-- Start DATA SHOWN --

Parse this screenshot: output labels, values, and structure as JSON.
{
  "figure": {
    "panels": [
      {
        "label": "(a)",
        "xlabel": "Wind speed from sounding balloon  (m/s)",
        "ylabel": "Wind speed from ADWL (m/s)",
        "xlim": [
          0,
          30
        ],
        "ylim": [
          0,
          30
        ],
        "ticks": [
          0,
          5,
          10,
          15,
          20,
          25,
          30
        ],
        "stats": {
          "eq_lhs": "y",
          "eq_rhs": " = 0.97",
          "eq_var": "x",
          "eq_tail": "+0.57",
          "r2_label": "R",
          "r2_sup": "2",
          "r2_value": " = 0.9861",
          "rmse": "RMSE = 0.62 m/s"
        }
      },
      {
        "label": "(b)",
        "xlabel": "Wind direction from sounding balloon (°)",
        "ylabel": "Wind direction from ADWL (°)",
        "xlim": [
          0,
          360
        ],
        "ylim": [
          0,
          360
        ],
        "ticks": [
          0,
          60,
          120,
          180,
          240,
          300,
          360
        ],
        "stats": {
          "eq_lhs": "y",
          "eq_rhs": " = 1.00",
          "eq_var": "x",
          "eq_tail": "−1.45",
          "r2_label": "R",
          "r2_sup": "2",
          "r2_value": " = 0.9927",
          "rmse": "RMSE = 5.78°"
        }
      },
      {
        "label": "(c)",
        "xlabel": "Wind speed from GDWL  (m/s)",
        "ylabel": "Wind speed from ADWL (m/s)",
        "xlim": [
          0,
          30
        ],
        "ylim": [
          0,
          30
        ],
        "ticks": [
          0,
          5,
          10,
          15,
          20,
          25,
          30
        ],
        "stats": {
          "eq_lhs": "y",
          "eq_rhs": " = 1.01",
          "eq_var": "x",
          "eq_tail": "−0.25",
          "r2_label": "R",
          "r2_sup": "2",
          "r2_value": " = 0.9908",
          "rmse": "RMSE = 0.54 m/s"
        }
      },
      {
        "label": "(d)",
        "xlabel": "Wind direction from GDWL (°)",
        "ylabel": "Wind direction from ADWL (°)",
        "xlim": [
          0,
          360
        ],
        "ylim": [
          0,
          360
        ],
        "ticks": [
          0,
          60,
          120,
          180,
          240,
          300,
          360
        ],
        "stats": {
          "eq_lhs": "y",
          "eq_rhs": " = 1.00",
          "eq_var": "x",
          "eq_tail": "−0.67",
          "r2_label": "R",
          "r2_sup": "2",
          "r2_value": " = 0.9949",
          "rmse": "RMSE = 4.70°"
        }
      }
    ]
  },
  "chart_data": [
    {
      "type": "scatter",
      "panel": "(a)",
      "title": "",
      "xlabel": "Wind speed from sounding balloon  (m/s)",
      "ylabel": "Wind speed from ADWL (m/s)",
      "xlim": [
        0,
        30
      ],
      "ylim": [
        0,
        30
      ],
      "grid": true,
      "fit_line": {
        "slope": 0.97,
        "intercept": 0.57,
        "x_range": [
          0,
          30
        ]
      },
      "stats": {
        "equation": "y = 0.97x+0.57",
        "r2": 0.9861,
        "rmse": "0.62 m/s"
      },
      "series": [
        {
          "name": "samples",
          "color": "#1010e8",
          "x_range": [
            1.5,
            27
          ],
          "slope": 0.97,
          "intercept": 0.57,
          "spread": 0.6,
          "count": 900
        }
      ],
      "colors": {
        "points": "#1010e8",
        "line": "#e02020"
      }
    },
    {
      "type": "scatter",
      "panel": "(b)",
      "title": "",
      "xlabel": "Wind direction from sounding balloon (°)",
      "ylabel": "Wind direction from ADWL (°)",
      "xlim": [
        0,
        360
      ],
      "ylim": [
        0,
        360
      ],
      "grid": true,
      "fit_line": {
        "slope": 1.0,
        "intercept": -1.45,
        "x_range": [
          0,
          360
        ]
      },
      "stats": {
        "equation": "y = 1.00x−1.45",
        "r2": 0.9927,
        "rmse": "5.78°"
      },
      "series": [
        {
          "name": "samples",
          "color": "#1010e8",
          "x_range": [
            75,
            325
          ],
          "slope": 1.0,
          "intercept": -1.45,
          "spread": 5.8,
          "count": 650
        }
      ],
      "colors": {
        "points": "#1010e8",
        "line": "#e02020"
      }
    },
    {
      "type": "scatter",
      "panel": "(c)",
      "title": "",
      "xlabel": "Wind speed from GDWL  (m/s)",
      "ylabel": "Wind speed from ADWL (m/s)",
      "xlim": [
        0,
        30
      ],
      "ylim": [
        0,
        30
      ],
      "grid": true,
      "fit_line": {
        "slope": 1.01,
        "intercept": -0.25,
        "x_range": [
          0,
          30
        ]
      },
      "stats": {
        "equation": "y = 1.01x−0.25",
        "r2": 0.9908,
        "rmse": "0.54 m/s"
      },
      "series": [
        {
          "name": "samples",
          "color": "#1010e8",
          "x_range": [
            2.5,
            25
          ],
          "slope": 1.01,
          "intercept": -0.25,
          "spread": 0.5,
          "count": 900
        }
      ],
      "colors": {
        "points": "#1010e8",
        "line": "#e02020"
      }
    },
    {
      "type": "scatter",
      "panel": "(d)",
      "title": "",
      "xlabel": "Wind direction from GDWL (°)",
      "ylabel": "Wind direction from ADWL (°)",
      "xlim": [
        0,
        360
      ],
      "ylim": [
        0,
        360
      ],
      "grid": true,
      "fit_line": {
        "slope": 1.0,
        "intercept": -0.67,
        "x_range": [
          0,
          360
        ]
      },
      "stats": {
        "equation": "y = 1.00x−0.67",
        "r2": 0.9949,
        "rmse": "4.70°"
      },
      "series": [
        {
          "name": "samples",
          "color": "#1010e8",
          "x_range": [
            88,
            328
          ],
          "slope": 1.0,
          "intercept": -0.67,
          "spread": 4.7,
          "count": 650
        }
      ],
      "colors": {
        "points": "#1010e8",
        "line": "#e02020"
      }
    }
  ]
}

-- End DATA SHOWN --

- **THE PROBLEM**
Transcribe the material above word for word.

- **TASK RESULT**
Parse this screenshot: output labels, values, and structure as JSON.
{
  "figure": {
    "panels": [
      {
        "label": "(a)",
        "xlabel": "Wind speed from sounding balloon  (m/s)",
        "ylabel": "Wind speed from ADWL (m/s)",
        "xlim": [
          0,
          30
        ],
        "ylim": [
          0,
          30
        ],
        "ticks": [
          0,
          5,
          10,
          15,
          20,
          25,
          30
        ],
        "stats": {
          "eq_lhs": "y",
          "eq_rhs": " = 0.97",
          "eq_var": "x",
          "eq_tail": "+0.57",
          "r2_label": "R",
          "r2_sup": "2",
          "r2_value": " = 0.9861",
          "rmse": "RMSE = 0.62 m/s"
        }
      },
      {
        "label": "(b)",
        "xlabel": "Wind direction from sounding balloon (°)",
        "ylabel": "Wind direction from ADWL (°)",
        "xlim": [
          0,
          360
        ],
        "ylim": [
          0,
          360
        ],
        "ticks": [
          0,
          60,
          120,
          180,
          240,
          300,
          360
        ],
        "stats": {
          "eq_lhs": "y",
          "eq_rhs": " = 1.00",
          "eq_var": "x",
          "eq_tail": "−1.45",
          "r2_label": "R",
          "r2_sup": "2",
          "r2_value": " = 0.9927",
          "rmse": "RMSE = 5.78°"
        }
      },
      {
        "label": "(c)",
        "xlabel": "Wind speed from GDWL  (m/s)",
        "ylabel": "Wind speed from ADWL (m/s)",
        "xlim": [
          0,
          30
        ],
        "ylim": [
          0,
          30
        ],
        "ticks": [
          0,
          5,
          10,
          15,
          20,
          25,
          30
        ],
        "stats": {
          "eq_lhs": "y",
          "eq_rhs": " = 1.01",
          "eq_var": "x",
          "eq_tail": "−0.25",
          "r2_label": "R",
          "r2_sup": "2",
          "r2_value": " = 0.9908",
          "rmse": "RMSE = 0.54 m/s"
        }
      },
      {
        "label": "(d)",
        "xlabel": "Wind direction from GDWL (°)",
        "ylabel": "Wind direction from ADWL (°)",
        "xlim": [
          0,
          360
        ],
        "ylim": [
          0,
          360
        ],
        "ticks": [
          0,
          60,
          120,
          180,
          240,
          300,
          360
        ],
        "stats": {
          "eq_lhs": "y",
          "eq_rhs": " = 1.00",
          "eq_var": "x",
          "eq_tail": "−0.67",
          "r2_label": "R",
          "r2_sup": "2",
          "r2_value": " = 0.9949",
          "rmse": "RMSE = 4.70°"
        }
      }
    ]
  },
  "chart_data": [
    {
      "type": "scatter",
      "panel": "(a)",
      "title": "",
      "xlabel": "Wind speed from sounding balloon  (m/s)",
      "ylabel": "Wind speed from ADWL (m/s)",
      "xlim": [
        0,
        30
      ],
      "ylim": [
        0,
        30
      ],
      "grid": true,
      "fit_line": {
        "slope": 0.97,
        "intercept": 0.57,
        "x_range": [
          0,
          30
        ]
      },
      "stats": {
        "equation": "y = 0.97x+0.57",
        "r2": 0.9861,
        "rmse": "0.62 m/s"
      },
      "series": [
        {
          "name": "samples",
          "color": "#1010e8",
          "x_range": [
            1.5,
            27
          ],
          "slope": 0.97,
          "intercept": 0.57,
          "spread": 0.6,
          "count": 900
        }
      ],
      "colors": {
        "points": "#1010e8",
        "line": "#e02020"
      }
    },
    {
      "type": "scatter",
      "panel": "(b)",
      "title": "",
      "xlabel": "Wind direction from sounding balloon (°)",
      "ylabel": "Wind direction from ADWL (°)",
      "xlim": [
        0,
        360
      ],
      "ylim": [
        0,
        360
      ],
      "grid": true,
      "fit_line": {
        "slope": 1.0,
        "intercept": -1.45,
        "x_range": [
          0,
          360
        ]
      },
      "stats": {
        "equation": "y = 1.00x−1.45",
        "r2": 0.9927,
        "rmse": "5.78°"
      },
      "series": [
        {
          "name": "samples",
          "color": "#1010e8",
          "x_range": [
            75,
            325
          ],
          "slope": 1.0,
          "intercept": -1.45,
          "spread": 5.8,
          "count": 650
        }
      ],
      "colors": {
        "points": "#1010e8",
        "line": "#e02020"
      }
    },
    {
      "type": "scatter",
      "panel": "(c)",
      "title": "",
      "xlabel": "Wind speed from GDWL  (m/s)",
      "ylabel": "Wind speed from ADWL (m/s)",
      "xlim": [
        0,
        30
      ],
      "ylim": [
        0,
        30
      ],
      "grid": true,
      "fit_line": {
        "slope": 1.01,
        "intercept": -0.25,
        "x_range": [
          0,
          30
        ]
      },
      "stats": {
        "equation": "y = 1.01x−0.25",
        "r2": 0.9908,
        "rmse": "0.54 m/s"
      },
      "series": [
        {
          "name": "samples",
          "color": "#1010e8",
          "x_range": [
            2.5,
            25
          ],
          "slope": 1.01,
          "intercept": -0.25,
          "spread": 0.5,
          "count": 900
        }
      ],
      "colors": {
        "points": "#1010e8",
        "line": "#e02020"
      }
    },
    {
      "type": "scatter",
      "panel": "(d)",
      "title": "",
      "xlabel": "Wind direction from GDWL (°)",
      "ylabel": "Wind direction from ADWL (°)",
      "xlim": [
        0,
        360
      ],
      "ylim": [
        0,
        360
      ],
      "grid": true,
      "fit_line": {
        "slope": 1.0,
        "intercept": -0.67,
        "x_range": [
          0,
          360
        ]
      },
      "stats": {
        "equation": "y = 1.00x−0.67",
        "r2": 0.9949,
        "rmse": "4.70°"
      },
      "series": [
        {
          "name": "samples",
          "color": "#1010e8",
          "x_range": [
            88,
            328
          ],
          "slope": 1.0,
          "intercept": -0.67,
          "spread": 4.7,
          "count": 650
        }
      ],
      "colors": {
        "points": "#1010e8",
        "line": "#e02020"
      }
    }
  ]
}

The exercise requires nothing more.